--- REQUIREMENT ---
Select from the data all lines with the word "gear".

# # # #

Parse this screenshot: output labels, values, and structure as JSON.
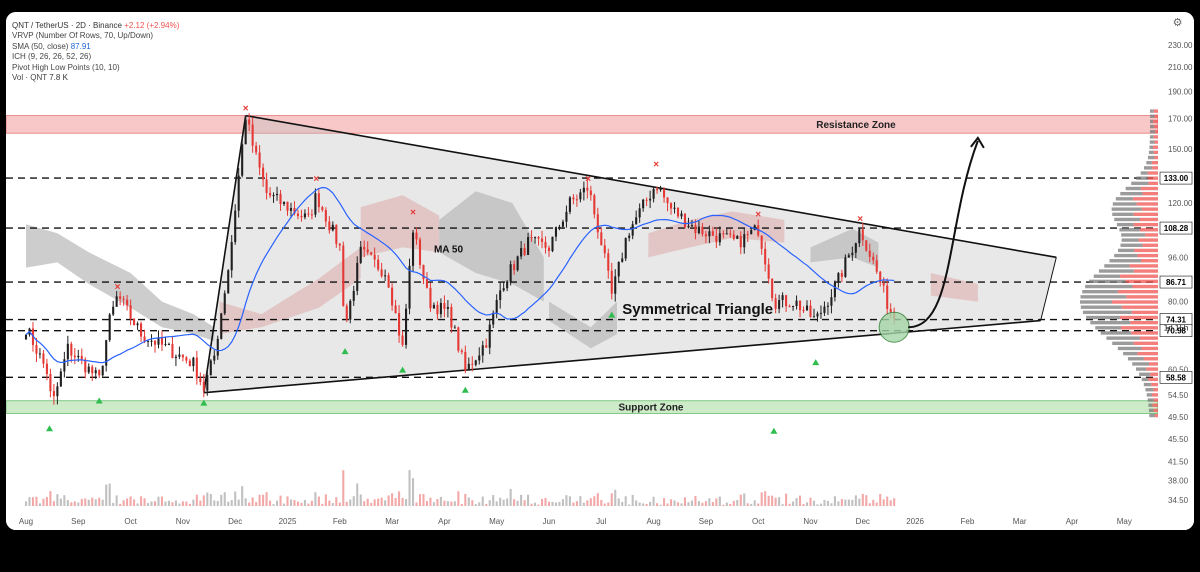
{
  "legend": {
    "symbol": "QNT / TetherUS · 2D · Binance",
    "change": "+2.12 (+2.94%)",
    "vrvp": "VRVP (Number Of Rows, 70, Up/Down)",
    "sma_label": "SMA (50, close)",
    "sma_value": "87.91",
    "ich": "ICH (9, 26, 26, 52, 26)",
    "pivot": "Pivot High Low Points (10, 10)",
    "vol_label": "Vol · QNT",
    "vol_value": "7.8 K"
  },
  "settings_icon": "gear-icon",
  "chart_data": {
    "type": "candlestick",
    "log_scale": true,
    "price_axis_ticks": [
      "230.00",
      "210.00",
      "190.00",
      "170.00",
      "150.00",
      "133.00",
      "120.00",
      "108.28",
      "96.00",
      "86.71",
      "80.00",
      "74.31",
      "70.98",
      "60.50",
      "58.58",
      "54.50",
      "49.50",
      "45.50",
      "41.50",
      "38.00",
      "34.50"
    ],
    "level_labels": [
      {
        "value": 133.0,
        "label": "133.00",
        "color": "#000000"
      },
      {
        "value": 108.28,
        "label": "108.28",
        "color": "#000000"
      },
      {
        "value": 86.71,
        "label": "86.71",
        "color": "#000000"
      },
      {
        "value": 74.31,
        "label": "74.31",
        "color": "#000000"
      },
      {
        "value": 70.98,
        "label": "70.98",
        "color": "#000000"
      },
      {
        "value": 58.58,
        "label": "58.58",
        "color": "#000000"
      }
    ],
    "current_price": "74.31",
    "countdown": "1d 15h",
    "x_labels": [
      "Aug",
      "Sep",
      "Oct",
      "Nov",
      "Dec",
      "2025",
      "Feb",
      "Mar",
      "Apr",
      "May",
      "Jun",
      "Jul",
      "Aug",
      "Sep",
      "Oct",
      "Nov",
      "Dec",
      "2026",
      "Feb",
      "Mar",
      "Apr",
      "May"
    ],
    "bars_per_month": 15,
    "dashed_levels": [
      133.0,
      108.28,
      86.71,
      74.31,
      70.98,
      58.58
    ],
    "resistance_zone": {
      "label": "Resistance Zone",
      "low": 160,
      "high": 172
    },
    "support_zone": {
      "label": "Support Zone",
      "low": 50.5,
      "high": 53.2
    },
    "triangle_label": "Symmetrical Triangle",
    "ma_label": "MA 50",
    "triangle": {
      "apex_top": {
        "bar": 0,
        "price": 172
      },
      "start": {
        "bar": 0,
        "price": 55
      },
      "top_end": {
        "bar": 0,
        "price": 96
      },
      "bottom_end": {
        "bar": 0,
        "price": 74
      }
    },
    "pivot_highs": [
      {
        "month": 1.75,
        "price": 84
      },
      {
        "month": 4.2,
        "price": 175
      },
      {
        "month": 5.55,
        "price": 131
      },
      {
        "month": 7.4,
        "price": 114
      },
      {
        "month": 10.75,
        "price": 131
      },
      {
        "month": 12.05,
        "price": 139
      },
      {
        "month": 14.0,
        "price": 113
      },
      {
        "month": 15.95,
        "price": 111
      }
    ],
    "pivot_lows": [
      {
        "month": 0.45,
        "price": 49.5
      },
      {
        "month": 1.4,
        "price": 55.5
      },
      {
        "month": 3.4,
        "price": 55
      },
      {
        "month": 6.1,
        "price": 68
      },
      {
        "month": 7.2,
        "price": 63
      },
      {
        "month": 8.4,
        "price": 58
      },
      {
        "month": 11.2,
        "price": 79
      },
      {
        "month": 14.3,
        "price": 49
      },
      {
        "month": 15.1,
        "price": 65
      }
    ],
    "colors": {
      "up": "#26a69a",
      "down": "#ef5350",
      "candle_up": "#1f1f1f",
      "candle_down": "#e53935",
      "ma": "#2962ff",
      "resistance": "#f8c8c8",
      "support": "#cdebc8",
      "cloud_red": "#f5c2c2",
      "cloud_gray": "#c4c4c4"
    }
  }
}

# # # #

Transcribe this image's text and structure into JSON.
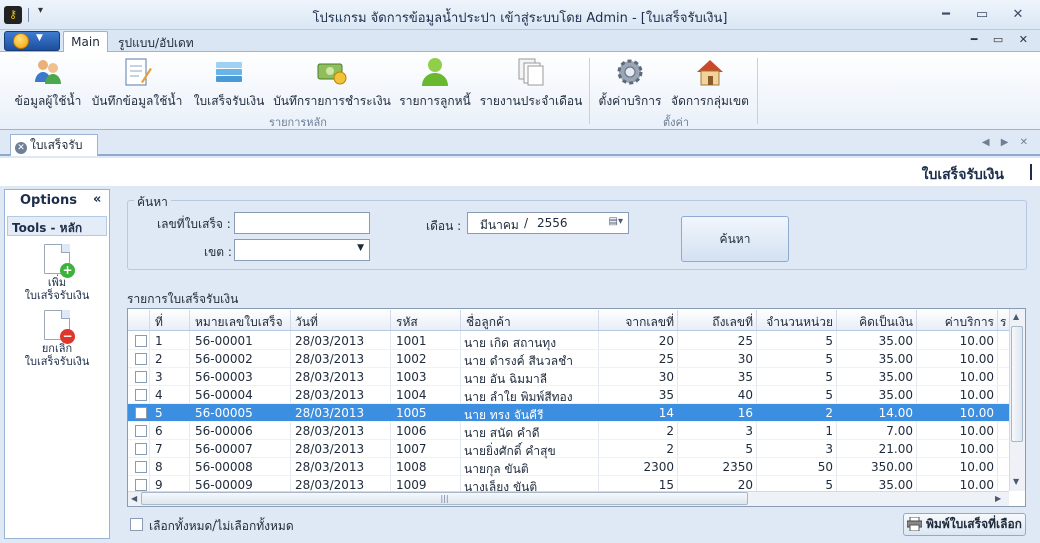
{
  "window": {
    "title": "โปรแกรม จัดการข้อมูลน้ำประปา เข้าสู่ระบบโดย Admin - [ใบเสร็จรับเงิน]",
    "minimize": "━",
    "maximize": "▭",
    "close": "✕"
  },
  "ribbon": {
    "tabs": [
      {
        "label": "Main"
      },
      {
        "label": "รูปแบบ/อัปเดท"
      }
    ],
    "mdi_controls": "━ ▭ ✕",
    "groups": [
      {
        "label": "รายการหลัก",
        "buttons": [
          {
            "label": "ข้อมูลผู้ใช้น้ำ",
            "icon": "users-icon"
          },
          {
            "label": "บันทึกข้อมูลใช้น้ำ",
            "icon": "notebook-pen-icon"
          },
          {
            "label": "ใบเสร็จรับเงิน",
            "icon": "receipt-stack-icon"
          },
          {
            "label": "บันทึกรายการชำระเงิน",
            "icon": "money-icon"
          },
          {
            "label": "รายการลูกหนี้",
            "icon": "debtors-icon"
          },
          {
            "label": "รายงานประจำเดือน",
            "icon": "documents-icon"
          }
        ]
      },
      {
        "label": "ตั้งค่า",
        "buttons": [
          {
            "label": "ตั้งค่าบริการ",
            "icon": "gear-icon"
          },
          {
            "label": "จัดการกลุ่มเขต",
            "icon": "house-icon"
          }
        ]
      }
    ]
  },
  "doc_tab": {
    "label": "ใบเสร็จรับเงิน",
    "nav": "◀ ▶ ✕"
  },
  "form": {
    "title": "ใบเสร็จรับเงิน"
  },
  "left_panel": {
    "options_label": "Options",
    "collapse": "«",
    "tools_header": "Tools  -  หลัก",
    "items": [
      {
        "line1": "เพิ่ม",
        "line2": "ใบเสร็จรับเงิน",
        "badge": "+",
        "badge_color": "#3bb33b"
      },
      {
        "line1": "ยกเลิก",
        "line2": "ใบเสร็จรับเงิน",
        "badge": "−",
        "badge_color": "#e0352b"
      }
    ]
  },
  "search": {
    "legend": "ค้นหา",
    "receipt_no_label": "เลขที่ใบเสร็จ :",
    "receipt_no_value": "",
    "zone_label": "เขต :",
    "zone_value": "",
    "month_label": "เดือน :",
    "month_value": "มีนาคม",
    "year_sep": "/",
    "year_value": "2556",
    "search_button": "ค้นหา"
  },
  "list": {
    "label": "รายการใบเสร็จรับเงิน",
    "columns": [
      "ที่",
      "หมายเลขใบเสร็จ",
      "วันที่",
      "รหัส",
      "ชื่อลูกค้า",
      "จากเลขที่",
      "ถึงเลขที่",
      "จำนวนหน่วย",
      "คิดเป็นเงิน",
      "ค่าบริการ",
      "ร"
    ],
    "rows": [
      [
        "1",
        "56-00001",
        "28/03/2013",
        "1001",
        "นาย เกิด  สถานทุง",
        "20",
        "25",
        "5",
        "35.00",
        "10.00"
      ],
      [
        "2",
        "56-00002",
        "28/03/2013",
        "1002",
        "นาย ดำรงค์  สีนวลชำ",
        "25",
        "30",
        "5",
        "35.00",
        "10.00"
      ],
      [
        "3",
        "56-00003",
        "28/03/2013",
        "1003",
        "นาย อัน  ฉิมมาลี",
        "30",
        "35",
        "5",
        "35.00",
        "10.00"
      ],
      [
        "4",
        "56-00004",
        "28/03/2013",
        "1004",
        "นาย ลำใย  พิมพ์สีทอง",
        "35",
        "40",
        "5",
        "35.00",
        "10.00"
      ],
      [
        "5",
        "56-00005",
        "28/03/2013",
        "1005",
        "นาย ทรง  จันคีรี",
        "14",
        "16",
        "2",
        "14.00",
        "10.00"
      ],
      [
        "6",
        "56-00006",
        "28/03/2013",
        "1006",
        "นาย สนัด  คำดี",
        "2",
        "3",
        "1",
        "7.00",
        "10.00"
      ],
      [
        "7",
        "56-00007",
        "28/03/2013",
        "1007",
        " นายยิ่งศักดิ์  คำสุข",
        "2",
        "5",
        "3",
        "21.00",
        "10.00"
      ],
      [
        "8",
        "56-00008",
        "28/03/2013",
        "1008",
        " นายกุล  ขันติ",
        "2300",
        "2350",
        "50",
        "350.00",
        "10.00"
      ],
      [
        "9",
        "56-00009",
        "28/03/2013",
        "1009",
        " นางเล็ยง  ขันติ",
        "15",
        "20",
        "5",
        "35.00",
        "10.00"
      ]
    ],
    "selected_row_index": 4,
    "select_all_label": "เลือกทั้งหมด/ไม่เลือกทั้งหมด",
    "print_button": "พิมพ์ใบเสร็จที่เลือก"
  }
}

# # # #

--- SOLUTION TO THE PROBLEM ---
  "settings_icon": "gear-icon",
            "icon": "gear-icon"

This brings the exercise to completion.